_Required work_:
Could you turn the records, from their start through the line containing "The horizontal bearings 62 is at (328, 176).", into a numbered list, skipping blank lines and covering nothing past that line? Leave the pictures out of your answer.

_Records to process_:
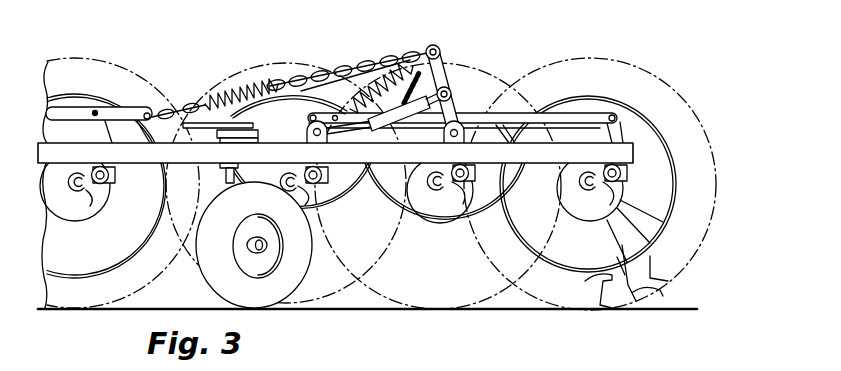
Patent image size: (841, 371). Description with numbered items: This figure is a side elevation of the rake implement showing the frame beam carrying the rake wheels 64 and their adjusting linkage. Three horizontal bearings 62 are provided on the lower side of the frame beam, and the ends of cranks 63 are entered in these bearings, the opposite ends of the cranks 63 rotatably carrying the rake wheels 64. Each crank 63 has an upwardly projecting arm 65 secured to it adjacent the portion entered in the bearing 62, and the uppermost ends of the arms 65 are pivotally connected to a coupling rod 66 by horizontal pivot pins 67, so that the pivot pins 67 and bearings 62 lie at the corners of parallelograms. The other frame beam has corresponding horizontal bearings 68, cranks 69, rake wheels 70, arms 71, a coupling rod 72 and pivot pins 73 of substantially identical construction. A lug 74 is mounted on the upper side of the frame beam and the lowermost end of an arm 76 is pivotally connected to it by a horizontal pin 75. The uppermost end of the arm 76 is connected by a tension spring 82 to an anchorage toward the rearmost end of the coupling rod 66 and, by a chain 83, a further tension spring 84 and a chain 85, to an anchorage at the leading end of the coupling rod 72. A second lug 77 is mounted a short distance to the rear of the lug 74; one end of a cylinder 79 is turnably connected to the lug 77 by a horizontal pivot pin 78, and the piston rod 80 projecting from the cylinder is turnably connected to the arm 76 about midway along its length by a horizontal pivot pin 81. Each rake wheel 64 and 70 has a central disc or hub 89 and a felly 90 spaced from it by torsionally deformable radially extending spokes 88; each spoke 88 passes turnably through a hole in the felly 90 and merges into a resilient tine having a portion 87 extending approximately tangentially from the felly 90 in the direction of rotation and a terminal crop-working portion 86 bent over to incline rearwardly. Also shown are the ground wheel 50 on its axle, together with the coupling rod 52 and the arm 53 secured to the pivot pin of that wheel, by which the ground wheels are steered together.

The ground wheel 50 is at (207, 281).
The coupling rod 52 is at (258, 107).
The arm 53 is at (258, 133).
The horizontal bearings 62 is at (328, 176).
The cranks 63 is at (317, 198).
The rake wheels 64 is at (292, 62).
The upwardly projecting arm 65 is at (645, 123).
The coupling rod 66 is at (523, 118).
The horizontal pivot pins 67 is at (480, 113).
The horizontal bearings 68 is at (114, 178).
The cranks 69 is at (73, 213).
The rake wheels 70 is at (93, 61).
The arms 71 is at (95, 133).
The coupling rod 72 is at (140, 108).
The pivot pins 73 is at (94, 112).
The lug 74 is at (473, 134).
The horizontal pin 75 is at (449, 140).
The arm 76 is at (433, 45).
The second lug 77 is at (381, 128).
The horizontal pivot pin 78 is at (362, 140).
The cylinder 79 is at (401, 122).
The piston rod 80 is at (419, 83).
The horizontal pivot pin 81 is at (448, 91).
The tension spring 82 is at (350, 108).
The chain 83 is at (340, 68).
The further tension spring 84 is at (236, 84).
The chain 85 is at (187, 105).
The terminal crop-working portion 86 is at (653, 288).
The tangential tine portion 87 is at (585, 282).
The spokes 88 is at (632, 236).
The central disc or hub 89 is at (422, 222).
The felly 90 is at (440, 270).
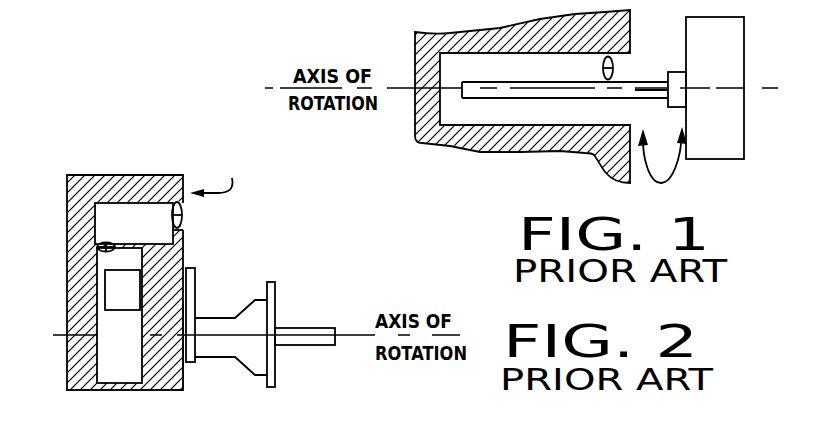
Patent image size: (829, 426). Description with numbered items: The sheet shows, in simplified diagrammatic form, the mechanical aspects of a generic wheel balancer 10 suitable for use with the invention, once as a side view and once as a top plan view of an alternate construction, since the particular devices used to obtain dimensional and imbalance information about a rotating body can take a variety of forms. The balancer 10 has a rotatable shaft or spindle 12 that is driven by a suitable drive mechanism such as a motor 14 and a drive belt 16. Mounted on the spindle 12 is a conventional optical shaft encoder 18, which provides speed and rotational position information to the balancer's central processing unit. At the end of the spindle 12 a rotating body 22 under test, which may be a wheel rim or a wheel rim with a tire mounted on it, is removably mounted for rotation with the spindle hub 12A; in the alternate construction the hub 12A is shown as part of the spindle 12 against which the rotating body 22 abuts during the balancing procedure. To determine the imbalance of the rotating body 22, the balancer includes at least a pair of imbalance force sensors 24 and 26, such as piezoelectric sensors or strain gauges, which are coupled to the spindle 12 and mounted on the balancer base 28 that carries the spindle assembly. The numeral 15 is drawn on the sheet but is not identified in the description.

_Result below_:
1. Patent image size: (841, 371). Description with numbered items: This figure is a side elevation of the rake implement showing the frame beam carrying the rake wheels 64 and their adjusting linkage. Three horizontal bearings 62 are provided on the lower side of the frame beam, and the ends of cranks 63 are entered in these bearings, the opposite ends of the cranks 63 rotatably carrying the rake wheels 64. Each crank 63 has an upwardly projecting arm 65 secured to it adjacent the portion entered in the bearing 62, and the uppermost ends of the arms 65 are pivotally connected to a coupling rod 66 by horizontal pivot pins 67, so that the pivot pins 67 and bearings 62 lie at the corners of parallelograms. The other frame beam has corresponding horizontal bearings 68, cranks 69, rake wheels 70, arms 71, a coupling rod 72 and pivot pins 73 of substantially identical construction. A lug 74 is mounted on the upper side of the frame beam and the lowermost end of an arm 76 is pivotally connected to it by a horizontal pin 75. The uppermost end of the arm 76 is connected by a tension spring 82 to an anchorage toward the rearmost end of the coupling rod 66 and, by a chain 83, a further tension spring 84 and a chain 85, to an anchorage at the leading end of the coupling rod 72. A second lug 77 is mounted a short distance to the rear of the lug 74; one end of a cylinder 79 is turnably connected to the lug 77 by a horizontal pivot pin 78, and the piston rod 80 projecting from the cylinder is turnably connected to the arm 76 about midway along its length by a horizontal pivot pin 81. Each rake wheel 64 and 70 has a central disc or hub 89 and a felly 90 spaced from it by torsionally deformable radially extending spokes 88; each spoke 88 passes turnably through a hole in the felly 90 and merges into a resilient tine having a portion 87 extending approximately tangentially from the felly 90 in the direction of rotation and a terminal crop-working portion 86 bent over to incline rearwardly. Also shown are the ground wheel 50 on its axle, together with the coupling rod 52 and the arm 53 secured to the pivot pin of that wheel, by which the ground wheels are steered together.
2. The ground wheel 50 is at (207, 281).
3. The coupling rod 52 is at (258, 107).
4. The arm 53 is at (258, 133).
5. The horizontal bearings 62 is at (328, 176).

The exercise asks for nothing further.